* **INSTRUCTION**
In the listing below, find every line containing "mantle" and copy it out.

======

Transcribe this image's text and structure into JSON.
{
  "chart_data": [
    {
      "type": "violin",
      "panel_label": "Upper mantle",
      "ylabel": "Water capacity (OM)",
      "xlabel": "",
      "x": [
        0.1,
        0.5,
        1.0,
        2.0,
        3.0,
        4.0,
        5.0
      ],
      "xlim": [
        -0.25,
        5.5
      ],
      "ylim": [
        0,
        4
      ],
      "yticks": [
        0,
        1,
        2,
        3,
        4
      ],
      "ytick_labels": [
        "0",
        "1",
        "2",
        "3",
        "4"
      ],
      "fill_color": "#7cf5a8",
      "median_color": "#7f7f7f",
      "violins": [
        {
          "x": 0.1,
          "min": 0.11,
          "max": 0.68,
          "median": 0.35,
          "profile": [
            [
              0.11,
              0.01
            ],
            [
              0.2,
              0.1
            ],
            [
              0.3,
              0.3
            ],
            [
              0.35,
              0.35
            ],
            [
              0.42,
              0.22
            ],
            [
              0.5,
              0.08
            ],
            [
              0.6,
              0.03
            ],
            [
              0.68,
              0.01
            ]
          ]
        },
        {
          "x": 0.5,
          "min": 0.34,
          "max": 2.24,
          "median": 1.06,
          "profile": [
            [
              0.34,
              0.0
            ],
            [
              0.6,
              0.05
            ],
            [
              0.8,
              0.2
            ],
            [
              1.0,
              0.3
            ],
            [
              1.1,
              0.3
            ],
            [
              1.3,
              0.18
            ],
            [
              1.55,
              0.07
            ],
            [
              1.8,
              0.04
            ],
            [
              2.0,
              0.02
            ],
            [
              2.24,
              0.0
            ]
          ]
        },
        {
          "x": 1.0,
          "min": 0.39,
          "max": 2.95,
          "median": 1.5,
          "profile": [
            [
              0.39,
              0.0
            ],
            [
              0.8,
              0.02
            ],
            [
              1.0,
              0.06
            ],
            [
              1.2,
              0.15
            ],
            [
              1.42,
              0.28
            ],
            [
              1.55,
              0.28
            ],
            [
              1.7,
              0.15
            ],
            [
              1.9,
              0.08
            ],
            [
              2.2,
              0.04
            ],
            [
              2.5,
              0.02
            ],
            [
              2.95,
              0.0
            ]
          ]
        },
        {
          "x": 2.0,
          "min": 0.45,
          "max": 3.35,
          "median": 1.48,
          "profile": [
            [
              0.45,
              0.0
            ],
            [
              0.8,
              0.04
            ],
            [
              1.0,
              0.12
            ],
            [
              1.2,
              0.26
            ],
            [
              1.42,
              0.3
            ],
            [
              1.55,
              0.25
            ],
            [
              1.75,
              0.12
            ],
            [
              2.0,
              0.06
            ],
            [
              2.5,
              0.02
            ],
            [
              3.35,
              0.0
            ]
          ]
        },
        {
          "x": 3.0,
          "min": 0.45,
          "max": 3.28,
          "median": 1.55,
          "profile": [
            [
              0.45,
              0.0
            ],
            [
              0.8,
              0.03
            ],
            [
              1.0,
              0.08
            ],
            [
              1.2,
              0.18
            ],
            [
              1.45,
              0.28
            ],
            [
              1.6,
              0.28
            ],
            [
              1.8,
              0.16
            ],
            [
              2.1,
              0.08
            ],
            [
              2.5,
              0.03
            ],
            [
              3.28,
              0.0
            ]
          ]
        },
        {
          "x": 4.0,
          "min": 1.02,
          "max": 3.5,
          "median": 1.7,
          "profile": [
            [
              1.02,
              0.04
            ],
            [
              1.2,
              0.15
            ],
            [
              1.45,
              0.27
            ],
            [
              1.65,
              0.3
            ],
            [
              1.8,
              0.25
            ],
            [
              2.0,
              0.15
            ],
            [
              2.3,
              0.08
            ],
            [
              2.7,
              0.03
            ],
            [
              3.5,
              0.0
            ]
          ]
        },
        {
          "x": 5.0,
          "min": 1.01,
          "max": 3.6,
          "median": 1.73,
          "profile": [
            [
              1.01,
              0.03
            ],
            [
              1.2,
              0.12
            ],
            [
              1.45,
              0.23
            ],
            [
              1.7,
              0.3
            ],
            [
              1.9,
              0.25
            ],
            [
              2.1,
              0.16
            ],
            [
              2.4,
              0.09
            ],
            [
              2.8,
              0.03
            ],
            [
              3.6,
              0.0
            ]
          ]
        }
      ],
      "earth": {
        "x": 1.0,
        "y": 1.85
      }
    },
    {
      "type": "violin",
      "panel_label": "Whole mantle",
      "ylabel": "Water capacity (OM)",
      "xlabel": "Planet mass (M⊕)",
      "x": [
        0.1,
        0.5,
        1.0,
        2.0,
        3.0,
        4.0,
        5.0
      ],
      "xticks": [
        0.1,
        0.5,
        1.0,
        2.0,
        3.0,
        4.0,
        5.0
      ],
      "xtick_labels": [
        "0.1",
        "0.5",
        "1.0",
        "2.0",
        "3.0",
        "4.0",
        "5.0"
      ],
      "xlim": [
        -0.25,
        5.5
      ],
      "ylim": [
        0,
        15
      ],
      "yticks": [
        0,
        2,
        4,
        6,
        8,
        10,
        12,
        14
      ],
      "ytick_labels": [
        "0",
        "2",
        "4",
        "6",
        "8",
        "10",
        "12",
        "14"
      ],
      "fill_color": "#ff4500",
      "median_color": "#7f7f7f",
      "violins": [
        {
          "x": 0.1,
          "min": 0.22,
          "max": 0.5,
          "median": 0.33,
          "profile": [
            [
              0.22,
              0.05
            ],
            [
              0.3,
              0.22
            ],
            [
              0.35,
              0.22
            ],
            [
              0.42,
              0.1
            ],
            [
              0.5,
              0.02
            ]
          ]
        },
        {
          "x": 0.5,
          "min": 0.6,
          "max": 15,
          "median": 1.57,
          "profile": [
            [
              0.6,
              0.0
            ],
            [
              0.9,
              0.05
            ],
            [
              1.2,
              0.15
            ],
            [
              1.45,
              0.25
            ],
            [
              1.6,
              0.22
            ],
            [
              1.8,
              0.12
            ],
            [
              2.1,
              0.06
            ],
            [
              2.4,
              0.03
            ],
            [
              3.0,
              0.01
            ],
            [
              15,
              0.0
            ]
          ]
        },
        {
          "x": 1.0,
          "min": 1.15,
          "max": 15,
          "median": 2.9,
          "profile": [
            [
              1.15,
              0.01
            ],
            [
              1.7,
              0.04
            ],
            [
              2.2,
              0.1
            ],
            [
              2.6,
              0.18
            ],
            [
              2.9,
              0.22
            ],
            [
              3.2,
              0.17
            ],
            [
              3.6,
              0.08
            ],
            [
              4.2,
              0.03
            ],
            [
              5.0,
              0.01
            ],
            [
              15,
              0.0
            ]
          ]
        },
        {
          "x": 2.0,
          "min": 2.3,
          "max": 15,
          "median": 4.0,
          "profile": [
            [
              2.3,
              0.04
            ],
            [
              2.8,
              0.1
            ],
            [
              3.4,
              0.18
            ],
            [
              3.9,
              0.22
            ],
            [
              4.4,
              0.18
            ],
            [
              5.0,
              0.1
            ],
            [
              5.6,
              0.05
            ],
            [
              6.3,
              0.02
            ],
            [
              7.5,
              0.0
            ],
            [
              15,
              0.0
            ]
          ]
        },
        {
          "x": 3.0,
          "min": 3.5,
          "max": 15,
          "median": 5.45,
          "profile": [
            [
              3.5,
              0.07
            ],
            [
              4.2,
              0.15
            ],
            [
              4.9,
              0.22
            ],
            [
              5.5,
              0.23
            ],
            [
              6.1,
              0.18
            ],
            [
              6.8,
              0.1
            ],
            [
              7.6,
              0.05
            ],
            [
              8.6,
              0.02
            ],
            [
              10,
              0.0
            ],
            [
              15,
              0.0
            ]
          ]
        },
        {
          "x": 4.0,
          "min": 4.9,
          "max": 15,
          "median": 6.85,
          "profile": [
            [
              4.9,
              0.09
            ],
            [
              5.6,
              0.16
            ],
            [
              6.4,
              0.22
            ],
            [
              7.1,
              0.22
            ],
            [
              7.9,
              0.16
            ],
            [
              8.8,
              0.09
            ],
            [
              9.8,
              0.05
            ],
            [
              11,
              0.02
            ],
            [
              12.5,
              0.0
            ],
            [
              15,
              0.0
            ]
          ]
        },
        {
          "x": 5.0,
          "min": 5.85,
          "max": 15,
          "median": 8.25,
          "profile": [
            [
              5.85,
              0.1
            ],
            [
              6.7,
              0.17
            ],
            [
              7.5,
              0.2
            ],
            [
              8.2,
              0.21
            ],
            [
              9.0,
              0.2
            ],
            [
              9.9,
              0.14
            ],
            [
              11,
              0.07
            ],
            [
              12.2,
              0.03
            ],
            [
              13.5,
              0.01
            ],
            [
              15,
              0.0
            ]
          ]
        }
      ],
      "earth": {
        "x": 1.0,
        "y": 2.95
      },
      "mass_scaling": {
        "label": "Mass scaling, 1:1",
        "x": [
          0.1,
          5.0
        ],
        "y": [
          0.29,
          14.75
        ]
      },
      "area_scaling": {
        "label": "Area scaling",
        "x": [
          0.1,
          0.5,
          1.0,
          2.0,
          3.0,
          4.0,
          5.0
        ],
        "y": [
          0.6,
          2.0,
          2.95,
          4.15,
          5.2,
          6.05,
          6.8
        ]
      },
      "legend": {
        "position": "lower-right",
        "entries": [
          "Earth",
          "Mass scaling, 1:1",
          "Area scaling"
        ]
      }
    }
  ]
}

======

* **REPLY TO THE EXERCISE**
      "panel_label": "Upper mantle",
      "panel_label": "Whole mantle",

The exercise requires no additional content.